DATASET EXTRACT

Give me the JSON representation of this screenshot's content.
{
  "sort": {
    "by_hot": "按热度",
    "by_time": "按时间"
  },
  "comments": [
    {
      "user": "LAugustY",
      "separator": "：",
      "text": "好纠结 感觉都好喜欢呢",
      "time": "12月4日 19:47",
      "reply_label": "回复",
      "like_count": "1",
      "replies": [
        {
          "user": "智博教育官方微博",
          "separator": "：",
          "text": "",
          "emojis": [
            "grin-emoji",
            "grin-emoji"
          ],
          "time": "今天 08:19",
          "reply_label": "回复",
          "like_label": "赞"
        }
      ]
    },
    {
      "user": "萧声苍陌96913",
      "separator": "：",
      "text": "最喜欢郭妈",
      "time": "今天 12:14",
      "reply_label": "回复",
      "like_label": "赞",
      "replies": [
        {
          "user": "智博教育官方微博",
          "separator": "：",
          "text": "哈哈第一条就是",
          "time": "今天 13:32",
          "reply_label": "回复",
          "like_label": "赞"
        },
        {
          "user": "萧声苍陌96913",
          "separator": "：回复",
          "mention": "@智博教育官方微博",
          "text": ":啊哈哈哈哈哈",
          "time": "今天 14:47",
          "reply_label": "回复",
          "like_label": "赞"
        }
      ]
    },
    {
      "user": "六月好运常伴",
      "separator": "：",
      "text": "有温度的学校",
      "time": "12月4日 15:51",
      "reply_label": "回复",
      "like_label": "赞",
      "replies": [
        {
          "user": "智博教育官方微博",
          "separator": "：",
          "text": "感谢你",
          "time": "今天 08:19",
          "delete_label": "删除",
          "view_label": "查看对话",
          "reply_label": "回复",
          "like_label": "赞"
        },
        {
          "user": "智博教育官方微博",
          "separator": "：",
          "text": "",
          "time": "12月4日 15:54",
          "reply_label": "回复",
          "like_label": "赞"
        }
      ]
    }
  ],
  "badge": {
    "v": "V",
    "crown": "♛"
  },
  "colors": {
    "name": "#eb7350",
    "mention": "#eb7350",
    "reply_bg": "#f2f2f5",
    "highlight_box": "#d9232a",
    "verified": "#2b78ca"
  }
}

REQUIREMENT
Extract each line from the listing above, please, and repeat it exactly.

OUTPUT
Give me the JSON representation of this screenshot's content.
{
  "sort": {
    "by_hot": "按热度",
    "by_time": "按时间"
  },
  "comments": [
    {
      "user": "LAugustY",
      "separator": "：",
      "text": "好纠结 感觉都好喜欢呢",
      "time": "12月4日 19:47",
      "reply_label": "回复",
      "like_count": "1",
      "replies": [
        {
          "user": "智博教育官方微博",
          "separator": "：",
          "text": "",
          "emojis": [
            "grin-emoji",
            "grin-emoji"
          ],
          "time": "今天 08:19",
          "reply_label": "回复",
          "like_label": "赞"
        }
      ]
    },
    {
      "user": "萧声苍陌96913",
      "separator": "：",
      "text": "最喜欢郭妈",
      "time": "今天 12:14",
      "reply_label": "回复",
      "like_label": "赞",
      "replies": [
        {
          "user": "智博教育官方微博",
          "separator": "：",
          "text": "哈哈第一条就是",
          "time": "今天 13:32",
          "reply_label": "回复",
          "like_label": "赞"
        },
        {
          "user": "萧声苍陌96913",
          "separator": "：回复",
          "mention": "@智博教育官方微博",
          "text": ":啊哈哈哈哈哈",
          "time": "今天 14:47",
          "reply_label": "回复",
          "like_label": "赞"
        }
      ]
    },
    {
      "user": "六月好运常伴",
      "separator": "：",
      "text": "有温度的学校",
      "time": "12月4日 15:51",
      "reply_label": "回复",
      "like_label": "赞",
      "replies": [
        {
          "user": "智博教育官方微博",
          "separator": "：",
          "text": "感谢你",
          "time": "今天 08:19",
          "delete_label": "删除",
          "view_label": "查看对话",
          "reply_label": "回复",
          "like_label": "赞"
        },
        {
          "user": "智博教育官方微博",
          "separator": "：",
          "text": "",
          "time": "12月4日 15:54",
          "reply_label": "回复",
          "like_label": "赞"
        }
      ]
    }
  ],
  "badge": {
    "v": "V",
    "crown": "♛"
  },
  "colors": {
    "name": "#eb7350",
    "mention": "#eb7350",
    "reply_bg": "#f2f2f5",
    "highlight_box": "#d9232a",
    "verified": "#2b78ca"
  }
}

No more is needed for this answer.